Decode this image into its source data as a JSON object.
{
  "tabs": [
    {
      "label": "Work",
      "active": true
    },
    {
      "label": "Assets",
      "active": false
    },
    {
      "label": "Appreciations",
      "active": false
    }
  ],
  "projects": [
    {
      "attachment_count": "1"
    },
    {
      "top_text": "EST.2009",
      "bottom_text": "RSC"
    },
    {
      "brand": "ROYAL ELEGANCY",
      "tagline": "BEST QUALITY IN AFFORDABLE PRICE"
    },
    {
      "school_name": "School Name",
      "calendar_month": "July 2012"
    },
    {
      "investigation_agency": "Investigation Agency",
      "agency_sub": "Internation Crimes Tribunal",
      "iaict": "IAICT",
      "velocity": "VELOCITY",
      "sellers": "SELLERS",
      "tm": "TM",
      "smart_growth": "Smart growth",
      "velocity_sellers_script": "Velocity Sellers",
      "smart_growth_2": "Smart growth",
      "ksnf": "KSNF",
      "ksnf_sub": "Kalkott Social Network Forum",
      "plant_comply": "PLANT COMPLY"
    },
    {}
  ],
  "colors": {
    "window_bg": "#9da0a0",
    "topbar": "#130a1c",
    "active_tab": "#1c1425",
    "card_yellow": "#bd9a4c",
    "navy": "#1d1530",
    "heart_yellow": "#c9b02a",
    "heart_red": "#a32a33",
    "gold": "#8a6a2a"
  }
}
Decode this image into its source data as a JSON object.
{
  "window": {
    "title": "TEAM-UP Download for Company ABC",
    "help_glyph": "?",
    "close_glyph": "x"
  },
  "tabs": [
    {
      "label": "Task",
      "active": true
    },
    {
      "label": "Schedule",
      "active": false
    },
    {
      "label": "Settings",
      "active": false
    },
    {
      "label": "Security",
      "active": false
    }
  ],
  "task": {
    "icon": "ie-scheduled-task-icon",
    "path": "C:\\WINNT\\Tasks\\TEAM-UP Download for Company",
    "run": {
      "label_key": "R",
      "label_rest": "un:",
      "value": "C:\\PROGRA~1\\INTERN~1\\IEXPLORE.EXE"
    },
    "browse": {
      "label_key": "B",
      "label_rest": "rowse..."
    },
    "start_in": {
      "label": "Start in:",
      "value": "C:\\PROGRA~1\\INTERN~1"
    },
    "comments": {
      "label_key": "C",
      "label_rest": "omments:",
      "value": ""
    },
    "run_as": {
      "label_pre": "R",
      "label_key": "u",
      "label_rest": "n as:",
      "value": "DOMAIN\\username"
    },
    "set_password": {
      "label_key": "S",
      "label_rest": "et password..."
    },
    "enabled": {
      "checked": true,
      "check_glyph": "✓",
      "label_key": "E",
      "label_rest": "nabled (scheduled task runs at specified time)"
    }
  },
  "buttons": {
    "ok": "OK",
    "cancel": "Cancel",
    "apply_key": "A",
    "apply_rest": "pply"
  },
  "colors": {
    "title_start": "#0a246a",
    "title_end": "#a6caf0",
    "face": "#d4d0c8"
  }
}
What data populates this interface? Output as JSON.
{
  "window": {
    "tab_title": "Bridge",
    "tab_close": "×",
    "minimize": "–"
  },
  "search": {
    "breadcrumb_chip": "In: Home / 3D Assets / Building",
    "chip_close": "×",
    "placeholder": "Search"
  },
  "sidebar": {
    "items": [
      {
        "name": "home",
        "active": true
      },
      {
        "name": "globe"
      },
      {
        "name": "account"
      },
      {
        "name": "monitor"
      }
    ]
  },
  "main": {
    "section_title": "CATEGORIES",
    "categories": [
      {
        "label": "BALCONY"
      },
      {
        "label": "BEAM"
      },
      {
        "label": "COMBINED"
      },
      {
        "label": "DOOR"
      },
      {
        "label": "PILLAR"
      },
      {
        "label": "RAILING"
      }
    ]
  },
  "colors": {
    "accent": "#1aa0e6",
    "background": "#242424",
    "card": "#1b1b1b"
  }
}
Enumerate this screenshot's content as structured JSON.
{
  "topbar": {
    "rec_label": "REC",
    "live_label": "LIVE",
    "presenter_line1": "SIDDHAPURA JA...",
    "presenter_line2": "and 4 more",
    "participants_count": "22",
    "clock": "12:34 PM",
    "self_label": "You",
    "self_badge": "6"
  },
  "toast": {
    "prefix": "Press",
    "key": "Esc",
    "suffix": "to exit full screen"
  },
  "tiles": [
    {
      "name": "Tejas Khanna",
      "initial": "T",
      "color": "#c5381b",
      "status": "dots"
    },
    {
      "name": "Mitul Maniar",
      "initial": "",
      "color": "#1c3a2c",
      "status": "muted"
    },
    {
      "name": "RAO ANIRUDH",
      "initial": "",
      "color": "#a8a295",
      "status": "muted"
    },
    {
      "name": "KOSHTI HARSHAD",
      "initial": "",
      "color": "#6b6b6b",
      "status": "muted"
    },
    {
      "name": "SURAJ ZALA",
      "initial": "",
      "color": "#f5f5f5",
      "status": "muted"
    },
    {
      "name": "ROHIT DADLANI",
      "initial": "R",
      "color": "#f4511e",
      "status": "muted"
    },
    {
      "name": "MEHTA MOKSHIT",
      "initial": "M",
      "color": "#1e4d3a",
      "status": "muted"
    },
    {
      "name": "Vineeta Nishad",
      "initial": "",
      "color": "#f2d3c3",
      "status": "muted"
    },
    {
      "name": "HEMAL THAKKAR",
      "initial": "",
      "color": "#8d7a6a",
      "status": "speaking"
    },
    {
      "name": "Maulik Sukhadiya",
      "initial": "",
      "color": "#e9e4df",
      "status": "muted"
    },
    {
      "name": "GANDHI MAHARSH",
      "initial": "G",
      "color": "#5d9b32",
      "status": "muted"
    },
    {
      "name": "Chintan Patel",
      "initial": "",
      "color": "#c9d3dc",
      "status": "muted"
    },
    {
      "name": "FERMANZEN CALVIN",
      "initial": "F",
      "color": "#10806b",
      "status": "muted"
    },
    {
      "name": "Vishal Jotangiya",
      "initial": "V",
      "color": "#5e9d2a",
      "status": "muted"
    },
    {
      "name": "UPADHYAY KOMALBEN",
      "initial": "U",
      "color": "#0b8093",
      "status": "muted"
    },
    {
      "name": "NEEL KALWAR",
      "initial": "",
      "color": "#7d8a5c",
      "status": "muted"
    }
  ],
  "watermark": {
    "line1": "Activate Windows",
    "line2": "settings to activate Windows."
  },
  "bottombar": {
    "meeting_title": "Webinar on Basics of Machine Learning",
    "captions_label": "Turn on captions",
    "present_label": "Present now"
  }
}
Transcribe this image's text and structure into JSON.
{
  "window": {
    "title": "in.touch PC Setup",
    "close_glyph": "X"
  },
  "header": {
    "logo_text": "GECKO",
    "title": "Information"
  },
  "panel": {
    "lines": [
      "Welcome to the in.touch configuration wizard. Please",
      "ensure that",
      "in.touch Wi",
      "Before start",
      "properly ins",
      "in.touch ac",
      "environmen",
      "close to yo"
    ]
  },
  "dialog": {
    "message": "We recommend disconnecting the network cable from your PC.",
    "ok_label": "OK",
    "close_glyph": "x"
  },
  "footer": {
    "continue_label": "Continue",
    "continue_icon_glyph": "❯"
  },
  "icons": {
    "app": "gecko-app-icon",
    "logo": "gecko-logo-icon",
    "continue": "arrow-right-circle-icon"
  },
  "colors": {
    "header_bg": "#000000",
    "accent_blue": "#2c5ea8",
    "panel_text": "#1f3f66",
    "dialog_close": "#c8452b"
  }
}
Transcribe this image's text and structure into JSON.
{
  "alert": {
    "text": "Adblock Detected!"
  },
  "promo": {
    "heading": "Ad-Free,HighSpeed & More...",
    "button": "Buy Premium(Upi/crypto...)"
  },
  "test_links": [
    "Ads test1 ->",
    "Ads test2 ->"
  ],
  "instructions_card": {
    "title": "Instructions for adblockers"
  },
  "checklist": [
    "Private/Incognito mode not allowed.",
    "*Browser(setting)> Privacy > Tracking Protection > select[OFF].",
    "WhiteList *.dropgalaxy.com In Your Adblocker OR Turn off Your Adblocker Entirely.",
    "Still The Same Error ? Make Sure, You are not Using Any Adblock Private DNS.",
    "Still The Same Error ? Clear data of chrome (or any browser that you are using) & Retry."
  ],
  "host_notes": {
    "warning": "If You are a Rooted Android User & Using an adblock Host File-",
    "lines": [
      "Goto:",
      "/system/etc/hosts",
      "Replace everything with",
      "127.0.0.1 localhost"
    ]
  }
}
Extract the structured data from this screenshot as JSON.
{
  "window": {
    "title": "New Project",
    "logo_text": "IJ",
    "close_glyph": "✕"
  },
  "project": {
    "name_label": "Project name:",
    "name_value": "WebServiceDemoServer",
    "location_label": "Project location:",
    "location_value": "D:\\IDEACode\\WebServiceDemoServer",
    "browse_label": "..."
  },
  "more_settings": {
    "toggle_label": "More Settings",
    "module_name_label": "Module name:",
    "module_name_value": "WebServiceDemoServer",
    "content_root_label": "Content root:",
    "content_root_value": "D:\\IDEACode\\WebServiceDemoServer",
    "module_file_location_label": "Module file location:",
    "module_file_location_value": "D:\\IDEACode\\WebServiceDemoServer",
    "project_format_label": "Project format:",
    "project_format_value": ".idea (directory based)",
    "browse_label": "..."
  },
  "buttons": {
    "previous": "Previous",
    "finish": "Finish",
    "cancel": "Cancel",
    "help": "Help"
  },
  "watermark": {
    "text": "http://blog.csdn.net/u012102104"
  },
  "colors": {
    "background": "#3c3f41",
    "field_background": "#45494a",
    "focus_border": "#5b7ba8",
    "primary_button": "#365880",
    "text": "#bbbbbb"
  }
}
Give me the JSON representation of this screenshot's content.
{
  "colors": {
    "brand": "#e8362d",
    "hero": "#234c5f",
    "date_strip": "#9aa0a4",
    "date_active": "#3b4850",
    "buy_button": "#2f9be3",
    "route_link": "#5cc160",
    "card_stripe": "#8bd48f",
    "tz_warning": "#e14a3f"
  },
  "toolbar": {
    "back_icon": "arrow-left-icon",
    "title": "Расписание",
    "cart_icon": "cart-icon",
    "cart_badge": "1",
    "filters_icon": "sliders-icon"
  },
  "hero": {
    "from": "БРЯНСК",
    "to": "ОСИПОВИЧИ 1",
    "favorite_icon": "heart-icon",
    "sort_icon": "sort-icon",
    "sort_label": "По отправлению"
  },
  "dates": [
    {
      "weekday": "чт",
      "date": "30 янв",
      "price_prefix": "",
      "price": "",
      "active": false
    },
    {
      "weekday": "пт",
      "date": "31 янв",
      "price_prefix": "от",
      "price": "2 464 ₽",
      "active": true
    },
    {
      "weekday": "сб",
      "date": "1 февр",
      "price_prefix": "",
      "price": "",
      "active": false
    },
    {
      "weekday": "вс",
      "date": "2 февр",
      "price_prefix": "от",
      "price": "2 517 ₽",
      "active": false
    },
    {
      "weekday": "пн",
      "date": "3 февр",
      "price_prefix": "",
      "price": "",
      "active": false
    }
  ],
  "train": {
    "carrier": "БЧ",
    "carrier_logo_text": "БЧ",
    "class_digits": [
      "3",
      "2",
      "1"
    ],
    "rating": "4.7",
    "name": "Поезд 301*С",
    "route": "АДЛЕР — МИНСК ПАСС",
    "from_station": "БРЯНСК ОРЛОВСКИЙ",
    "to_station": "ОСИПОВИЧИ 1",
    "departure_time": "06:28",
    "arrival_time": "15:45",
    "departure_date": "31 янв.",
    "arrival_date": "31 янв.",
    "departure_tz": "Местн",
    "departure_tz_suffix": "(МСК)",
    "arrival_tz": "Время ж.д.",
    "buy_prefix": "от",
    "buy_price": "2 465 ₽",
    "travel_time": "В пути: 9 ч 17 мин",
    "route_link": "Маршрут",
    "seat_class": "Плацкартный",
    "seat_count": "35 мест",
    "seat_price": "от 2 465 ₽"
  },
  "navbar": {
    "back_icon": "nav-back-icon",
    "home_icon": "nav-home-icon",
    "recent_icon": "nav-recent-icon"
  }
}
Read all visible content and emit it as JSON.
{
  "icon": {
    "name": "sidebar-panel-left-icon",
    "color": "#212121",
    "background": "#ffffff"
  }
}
_ _ _ _
WRITTEN TASK: State the count of lines with the word "growth" in them, and write nothing else.

RESULT FOR THIS EXERCISE: 2